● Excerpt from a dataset
↓
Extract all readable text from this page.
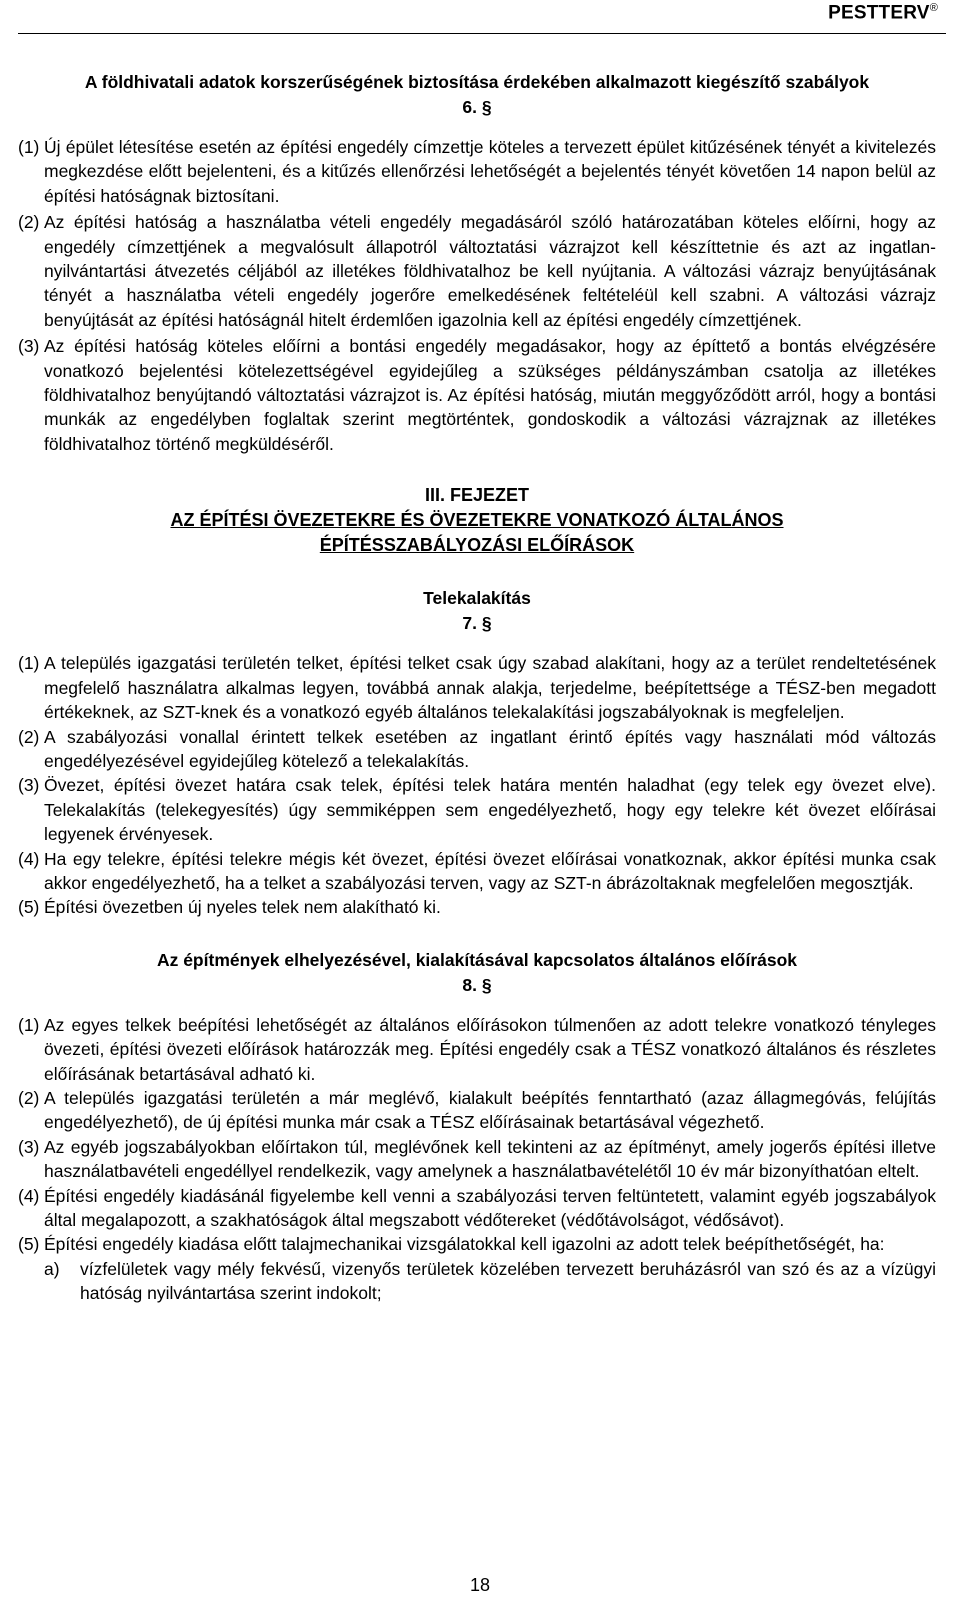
PESTTERV®
A földhivatali adatok korszerűségének biztosítása érdekében alkalmazott kiegészítő szabályok
6. §
(1) Új épület létesítése esetén az építési engedély címzettje köteles a tervezett épület kitűzésének tényét a kivitelezés megkezdése előtt bejelenteni, és a kitűzés ellenőrzési lehetőségét a bejelentés tényét követően 14 napon belül az építési hatóságnak biztosítani.
(2) Az építési hatóság a használatba vételi engedély megadásáról szóló határozatában köteles előírni, hogy az engedély címzettjének a megvalósult állapotról változtatási vázrajzot kell készíttetnie és azt az ingatlan-nyilvántartási átvezetés céljából az illetékes földhivatalhoz be kell nyújtania. A változási vázrajz benyújtásának tényét a használatba vételi engedély jogerőre emelkedésének feltételéül kell szabni. A változási vázrajz benyújtását az építési hatóságnál hitelt érdemlően igazolnia kell az építési engedély címzettjének.
(3) Az építési hatóság köteles előírni a bontási engedély megadásakor, hogy az építtető a bontás elvégzésére vonatkozó bejelentési kötelezettségével egyidejűleg a szükséges példányszámban csatolja az illetékes földhivatalhoz benyújtandó változtatási vázrajzot is. Az építési hatóság, miután meggyőződött arról, hogy a bontási munkák az engedélyben foglaltak szerint megtörténtek, gondoskodik a változási vázrajznak az illetékes földhivatalhoz történő megküldéséről.
III. FEJEZET
AZ ÉPÍTÉSI ÖVEZETEKRE ÉS ÖVEZETEKRE VONATKOZÓ ÁLTALÁNOS
ÉPÍTÉSSZABÁLYOZÁSI ELŐÍRÁSOK
Telekalakítás
7. §
(1) A település igazgatási területén telket, építési telket csak úgy szabad alakítani, hogy az a terület rendeltetésének megfelelő használatra alkalmas legyen, továbbá annak alakja, terjedelme, beépítettsége a TÉSZ-ben megadott értékeknek, az SZT-knek és a vonatkozó egyéb általános telekalakítási jogszabályoknak is megfeleljen.
(2) A szabályozási vonallal érintett telkek esetében az ingatlant érintő építés vagy használati mód változás engedélyezésével egyidejűleg kötelező a telekalakítás.
(3) Övezet, építési övezet határa csak telek, építési telek határa mentén haladhat (egy telek egy övezet elve). Telekalakítás (telekegyesítés) úgy semmiképpen sem engedélyezhető, hogy egy telekre két övezet előírásai legyenek érvényesek.
(4) Ha egy telekre, építési telekre mégis két övezet, építési övezet előírásai vonatkoznak, akkor építési munka csak akkor engedélyezhető, ha a telket a szabályozási terven, vagy az SZT-n ábrázoltaknak megfelelően megosztják.
(5) Építési övezetben új nyeles telek nem alakítható ki.
Az építmények elhelyezésével, kialakításával kapcsolatos általános előírások
8. §
(1) Az egyes telkek beépítési lehetőségét az általános előírásokon túlmenően az adott telekre vonatkozó tényleges övezeti, építési övezeti előírások határozzák meg. Építési engedély csak a TÉSZ vonatkozó általános és részletes előírásának betartásával adható ki.
(2) A település igazgatási területén a már meglévő, kialakult beépítés fenntartható (azaz állagmegóvás, felújítás engedélyezhető), de új építési munka már csak a TÉSZ előírásainak betartásával végezhető.
(3) Az egyéb jogszabályokban előírtakon túl, meglévőnek kell tekinteni az az építményt, amely jogerős építési illetve használatbavételi engedéllyel rendelkezik, vagy amelynek a használatbavételétől 10 év már bizonyíthatóan eltelt.
(4) Építési engedély kiadásánál figyelembe kell venni a szabályozási terven feltüntetett, valamint egyéb jogszabályok által megalapozott, a szakhatóságok által megszabott védőtereket (védőtávolságot, védősávot).
(5) Építési engedély kiadása előtt talajmechanikai vizsgálatokkal kell igazolni az adott telek beépíthetőségét, ha:
a) vízfelületek vagy mély fekvésű, vizenyős területek közelében tervezett beruházásról van szó és az a vízügyi hatóság nyilvántartása szerint indokolt;
18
↑
● Given exercise
Every line holding "tervezett" should be copied out.

● Final result
(1) Új épület létesítése esetén az építési engedély címzettje köteles a tervezett épület kitűzésének tényét a kivitelezés megkezdése előtt bejelenteni, és a kitűzés ellenőrzési lehetőségét a bejelentés tényét követően 14 napon belül az építési hatóságnak biztosítani.
a) vízfelületek vagy mély fekvésű, vizenyős területek közelében tervezett beruházásról van szó és az a vízügyi hatóság nyilvántartása szerint indokolt;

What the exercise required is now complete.